▶ What you will do: Write out the records beneath this line exactly as they appear, minus any images.

▶ Data entries:

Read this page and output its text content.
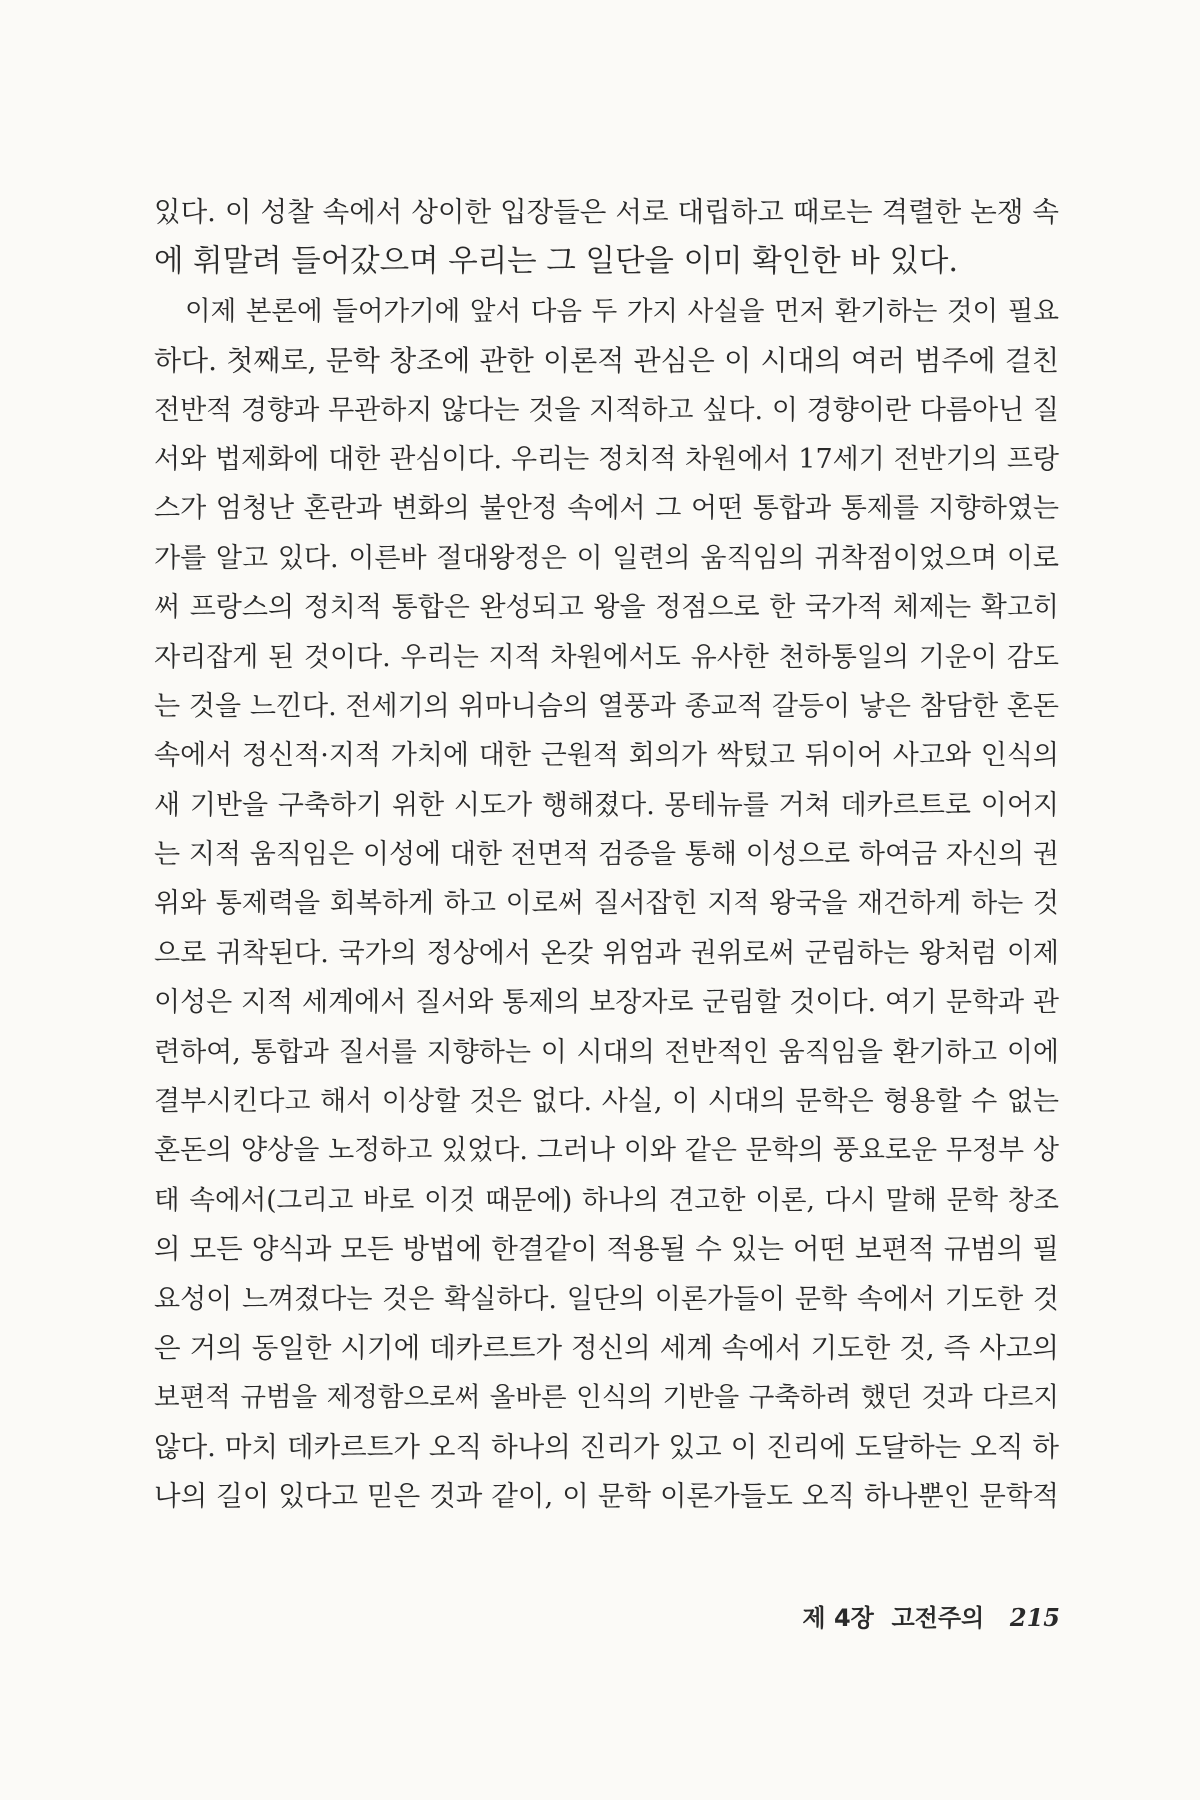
있다. 이 성찰 속에서 상이한 입장들은 서로 대립하고 때로는 격렬한 논쟁 속
에 휘말려 들어갔으며 우리는 그 일단을 이미 확인한 바 있다.
이제 본론에 들어가기에 앞서 다음 두 가지 사실을 먼저 환기하는 것이 필요
하다. 첫째로, 문학 창조에 관한 이론적 관심은 이 시대의 여러 범주에 걸친
전반적 경향과 무관하지 않다는 것을 지적하고 싶다. 이 경향이란 다름아닌 질
서와 법제화에 대한 관심이다. 우리는 정치적 차원에서 17세기 전반기의 프랑
스가 엄청난 혼란과 변화의 불안정 속에서 그 어떤 통합과 통제를 지향하였는
가를 알고 있다. 이른바 절대왕정은 이 일련의 움직임의 귀착점이었으며 이로
써 프랑스의 정치적 통합은 완성되고 왕을 정점으로 한 국가적 체제는 확고히
자리잡게 된 것이다. 우리는 지적 차원에서도 유사한 천하통일의 기운이 감도
는 것을 느낀다. 전세기의 위마니슴의 열풍과 종교적 갈등이 낳은 참담한 혼돈
속에서 정신적·지적 가치에 대한 근원적 회의가 싹텄고 뒤이어 사고와 인식의
새 기반을 구축하기 위한 시도가 행해졌다. 몽테뉴를 거쳐 데카르트로 이어지
는 지적 움직임은 이성에 대한 전면적 검증을 통해 이성으로 하여금 자신의 권
위와 통제력을 회복하게 하고 이로써 질서잡힌 지적 왕국을 재건하게 하는 것
으로 귀착된다. 국가의 정상에서 온갖 위엄과 권위로써 군림하는 왕처럼 이제
이성은 지적 세계에서 질서와 통제의 보장자로 군림할 것이다. 여기 문학과 관
련하여, 통합과 질서를 지향하는 이 시대의 전반적인 움직임을 환기하고 이에
결부시킨다고 해서 이상할 것은 없다. 사실, 이 시대의 문학은 형용할 수 없는
혼돈의 양상을 노정하고 있었다. 그러나 이와 같은 문학의 풍요로운 무정부 상
태 속에서(그리고 바로 이것 때문에) 하나의 견고한 이론, 다시 말해 문학 창조
의 모든 양식과 모든 방법에 한결같이 적용될 수 있는 어떤 보편적 규범의 필
요성이 느껴졌다는 것은 확실하다. 일단의 이론가들이 문학 속에서 기도한 것
은 거의 동일한 시기에 데카르트가 정신의 세계 속에서 기도한 것, 즉 사고의
보편적 규범을 제정함으로써 올바른 인식의 기반을 구축하려 했던 것과 다르지
않다. 마치 데카르트가 오직 하나의 진리가 있고 이 진리에 도달하는 오직 하
나의 길이 있다고 믿은 것과 같이, 이 문학 이론가들도 오직 하나뿐인 문학적
제 4장 고전주의 215
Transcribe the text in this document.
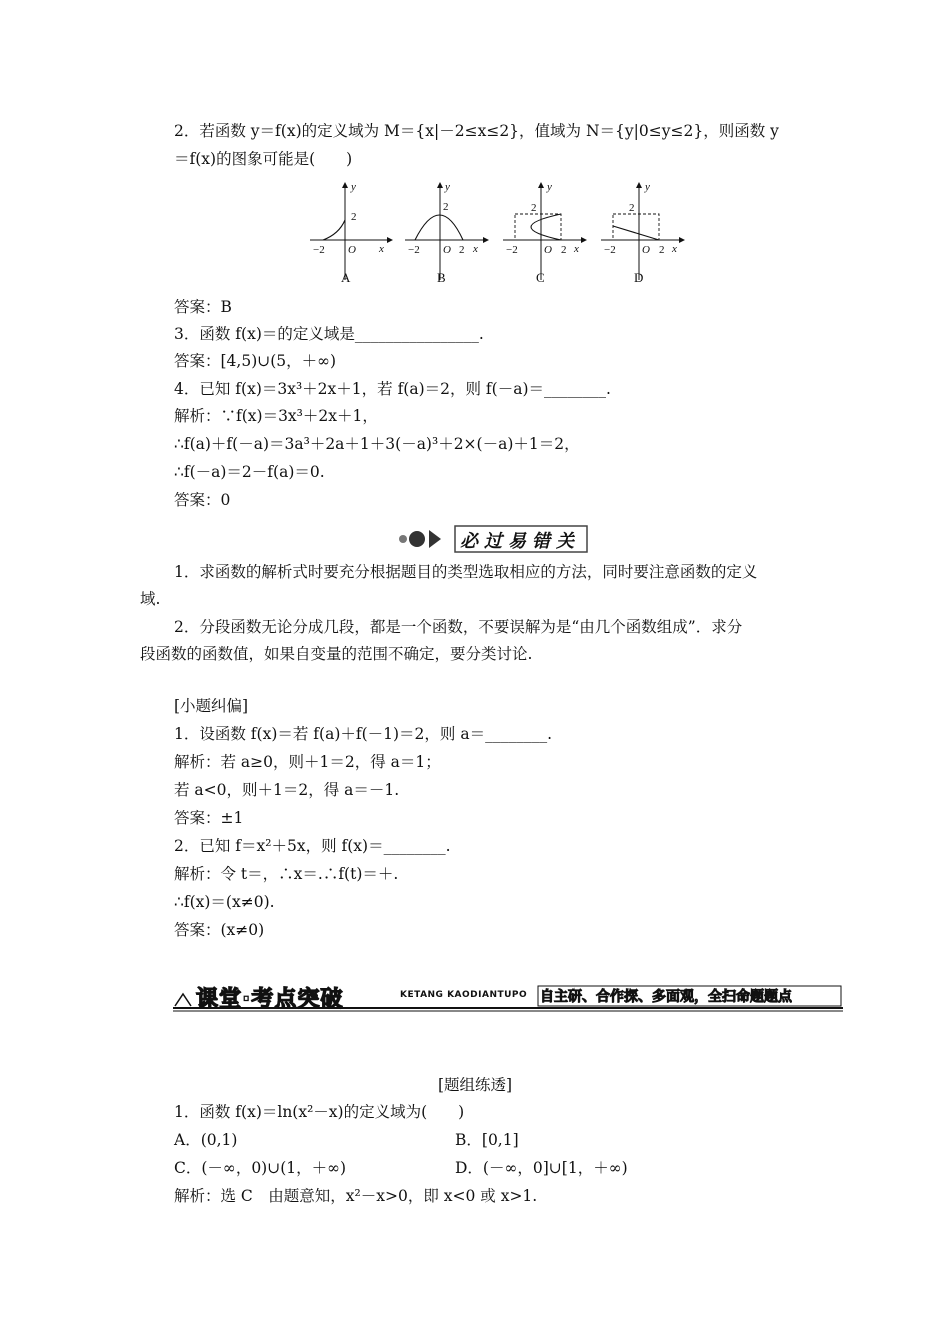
2．若函数 y＝f(x)的定义域为 M＝{x|－2≤x≤2}，值域为 N＝{y|0≤y≤2}，则函数 y
＝f(x)的图象可能是(　　)
y
2
−2 O x
y
2
−2 O 2 x
y
2
−2 O 2 x
y
2
−2 O 2 x
A	B	C	D
答案：B
3．函数 f(x)＝的定义域是________________.
答案：[4,5)∪(5，＋∞)
4．已知 f(x)＝3x³＋2x＋1，若 f(a)＝2，则 f(－a)＝________.
解析：∵f(x)＝3x³＋2x＋1，
∴f(a)＋f(－a)＝3a³＋2a＋1＋3(－a)³＋2×(－a)＋1＝2，
∴f(－a)＝2－f(a)＝0.
答案：0
必过易错关
1．求函数的解析式时要充分根据题目的类型选取相应的方法，同时要注意函数的定义
域.
2．分段函数无论分成几段，都是一个函数，不要误解为是“由几个函数组成”．求分
段函数的函数值，如果自变量的范围不确定，要分类讨论.
[小题纠偏]
1．设函数 f(x)＝若 f(a)＋f(－1)＝2，则 a＝________.
解析：若 a≥0，则＋1＝2，得 a＝1；
若 a<0，则＋1＝2，得 a＝－1.
答案：±1
2．已知 f＝x²＋5x，则 f(x)＝________.
解析：令 t＝，∴x＝.∴f(t)＝＋.
∴f(x)＝(x≠0).
答案：(x≠0)
课堂·考点突破	KETANG KAODIANTUPO 自主研、合作探、多面观，全扫命题题点
[题组练透]
1．函数 f(x)＝ln(x²－x)的定义域为(　　)
A．(0,1)	B．[0,1]
C．(－∞，0)∪(1，＋∞)	D．(－∞，0]∪[1，＋∞)
解析：选 C　由题意知，x²－x>0，即 x<0 或 x>1.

▶ Solution to the exercise:
Read this page and output its text content.
있다. 이 성찰 속에서 상이한 입장들은 서로 대립하고 때로는 격렬한 논쟁 속
에 휘말려 들어갔으며 우리는 그 일단을 이미 확인한 바 있다.
이제 본론에 들어가기에 앞서 다음 두 가지 사실을 먼저 환기하는 것이 필요
하다. 첫째로, 문학 창조에 관한 이론적 관심은 이 시대의 여러 범주에 걸친
전반적 경향과 무관하지 않다는 것을 지적하고 싶다. 이 경향이란 다름아닌 질
서와 법제화에 대한 관심이다. 우리는 정치적 차원에서 17세기 전반기의 프랑
스가 엄청난 혼란과 변화의 불안정 속에서 그 어떤 통합과 통제를 지향하였는
가를 알고 있다. 이른바 절대왕정은 이 일련의 움직임의 귀착점이었으며 이로
써 프랑스의 정치적 통합은 완성되고 왕을 정점으로 한 국가적 체제는 확고히
자리잡게 된 것이다. 우리는 지적 차원에서도 유사한 천하통일의 기운이 감도
는 것을 느낀다. 전세기의 위마니슴의 열풍과 종교적 갈등이 낳은 참담한 혼돈
속에서 정신적·지적 가치에 대한 근원적 회의가 싹텄고 뒤이어 사고와 인식의
새 기반을 구축하기 위한 시도가 행해졌다. 몽테뉴를 거쳐 데카르트로 이어지
는 지적 움직임은 이성에 대한 전면적 검증을 통해 이성으로 하여금 자신의 권
위와 통제력을 회복하게 하고 이로써 질서잡힌 지적 왕국을 재건하게 하는 것
으로 귀착된다. 국가의 정상에서 온갖 위엄과 권위로써 군림하는 왕처럼 이제
이성은 지적 세계에서 질서와 통제의 보장자로 군림할 것이다. 여기 문학과 관
련하여, 통합과 질서를 지향하는 이 시대의 전반적인 움직임을 환기하고 이에
결부시킨다고 해서 이상할 것은 없다. 사실, 이 시대의 문학은 형용할 수 없는
혼돈의 양상을 노정하고 있었다. 그러나 이와 같은 문학의 풍요로운 무정부 상
태 속에서(그리고 바로 이것 때문에) 하나의 견고한 이론, 다시 말해 문학 창조
의 모든 양식과 모든 방법에 한결같이 적용될 수 있는 어떤 보편적 규범의 필
요성이 느껴졌다는 것은 확실하다. 일단의 이론가들이 문학 속에서 기도한 것
은 거의 동일한 시기에 데카르트가 정신의 세계 속에서 기도한 것, 즉 사고의
보편적 규범을 제정함으로써 올바른 인식의 기반을 구축하려 했던 것과 다르지
않다. 마치 데카르트가 오직 하나의 진리가 있고 이 진리에 도달하는 오직 하
나의 길이 있다고 믿은 것과 같이, 이 문학 이론가들도 오직 하나뿐인 문학적
제 4장 고전주의 215
Transcribe the text in this document.
2．若函数 y＝f(x)的定义域为 M＝{x|－2≤x≤2}，值域为 N＝{y|0≤y≤2}，则函数 y
＝f(x)的图象可能是(　　)
y
2
−2 O x
y
2
−2 O 2 x
y
2
−2 O 2 x
y
2
−2 O 2 x
A	B	C	D
答案：B
3．函数 f(x)＝的定义域是________________.
答案：[4,5)∪(5，＋∞)
4．已知 f(x)＝3x³＋2x＋1，若 f(a)＝2，则 f(－a)＝________.
解析：∵f(x)＝3x³＋2x＋1，
∴f(a)＋f(－a)＝3a³＋2a＋1＋3(－a)³＋2×(－a)＋1＝2，
∴f(－a)＝2－f(a)＝0.
答案：0
必过易错关
1．求函数的解析式时要充分根据题目的类型选取相应的方法，同时要注意函数的定义
域.
2．分段函数无论分成几段，都是一个函数，不要误解为是“由几个函数组成”．求分
段函数的函数值，如果自变量的范围不确定，要分类讨论.
[小题纠偏]
1．设函数 f(x)＝若 f(a)＋f(－1)＝2，则 a＝________.
解析：若 a≥0，则＋1＝2，得 a＝1；
若 a<0，则＋1＝2，得 a＝－1.
答案：±1
2．已知 f＝x²＋5x，则 f(x)＝________.
解析：令 t＝，∴x＝.∴f(t)＝＋.
∴f(x)＝(x≠0).
答案：(x≠0)
课堂·考点突破	KETANG KAODIANTUPO 自主研、合作探、多面观，全扫命题题点
[题组练透]
1．函数 f(x)＝ln(x²－x)的定义域为(　　)
A．(0,1)	B．[0,1]
C．(－∞，0)∪(1，＋∞)	D．(－∞，0]∪[1，＋∞)
解析：选 C　由题意知，x²－x>0，即 x<0 或 x>1.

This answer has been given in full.